# To do
Transcribe the entries below exactly.

# Entries
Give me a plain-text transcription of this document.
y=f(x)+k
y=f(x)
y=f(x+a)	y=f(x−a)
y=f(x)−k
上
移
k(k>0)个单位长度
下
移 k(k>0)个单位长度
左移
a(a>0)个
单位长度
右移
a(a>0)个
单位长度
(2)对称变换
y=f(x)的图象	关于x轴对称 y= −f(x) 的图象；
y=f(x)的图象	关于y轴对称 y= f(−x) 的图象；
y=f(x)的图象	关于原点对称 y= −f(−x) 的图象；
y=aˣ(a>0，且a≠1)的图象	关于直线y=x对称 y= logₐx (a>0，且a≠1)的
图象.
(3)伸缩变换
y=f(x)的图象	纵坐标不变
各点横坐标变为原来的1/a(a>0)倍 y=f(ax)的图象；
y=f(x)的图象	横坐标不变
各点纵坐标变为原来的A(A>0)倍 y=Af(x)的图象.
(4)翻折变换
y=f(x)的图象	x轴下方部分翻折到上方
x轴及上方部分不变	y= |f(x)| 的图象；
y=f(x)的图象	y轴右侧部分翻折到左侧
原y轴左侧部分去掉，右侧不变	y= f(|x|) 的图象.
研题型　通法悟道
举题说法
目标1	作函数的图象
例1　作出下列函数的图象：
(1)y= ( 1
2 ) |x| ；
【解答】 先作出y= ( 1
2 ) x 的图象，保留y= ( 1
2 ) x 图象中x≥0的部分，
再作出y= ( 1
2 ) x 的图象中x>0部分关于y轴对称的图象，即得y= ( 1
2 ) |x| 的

# Response to the task
Give me a plain-text transcription of this document.
y=f(x)+k
y=f(x)
y=f(x+a)	y=f(x−a)
y=f(x)−k
上
移
k(k>0)个单位长度
下
移 k(k>0)个单位长度
左移
a(a>0)个
单位长度
右移
a(a>0)个
单位长度
(2)对称变换
y=f(x)的图象	关于x轴对称 y= −f(x) 的图象；
y=f(x)的图象	关于y轴对称 y= f(−x) 的图象；
y=f(x)的图象	关于原点对称 y= −f(−x) 的图象；
y=aˣ(a>0，且a≠1)的图象	关于直线y=x对称 y= logₐx (a>0，且a≠1)的
图象.
(3)伸缩变换
y=f(x)的图象	纵坐标不变
各点横坐标变为原来的1/a(a>0)倍 y=f(ax)的图象；
y=f(x)的图象	横坐标不变
各点纵坐标变为原来的A(A>0)倍 y=Af(x)的图象.
(4)翻折变换
y=f(x)的图象	x轴下方部分翻折到上方
x轴及上方部分不变	y= |f(x)| 的图象；
y=f(x)的图象	y轴右侧部分翻折到左侧
原y轴左侧部分去掉，右侧不变	y= f(|x|) 的图象.
研题型　通法悟道
举题说法
目标1	作函数的图象
例1　作出下列函数的图象：
(1)y= ( 1
2 ) |x| ；
【解答】 先作出y= ( 1
2 ) x 的图象，保留y= ( 1
2 ) x 图象中x≥0的部分，
再作出y= ( 1
2 ) x 的图象中x>0部分关于y轴对称的图象，即得y= ( 1
2 ) |x| 的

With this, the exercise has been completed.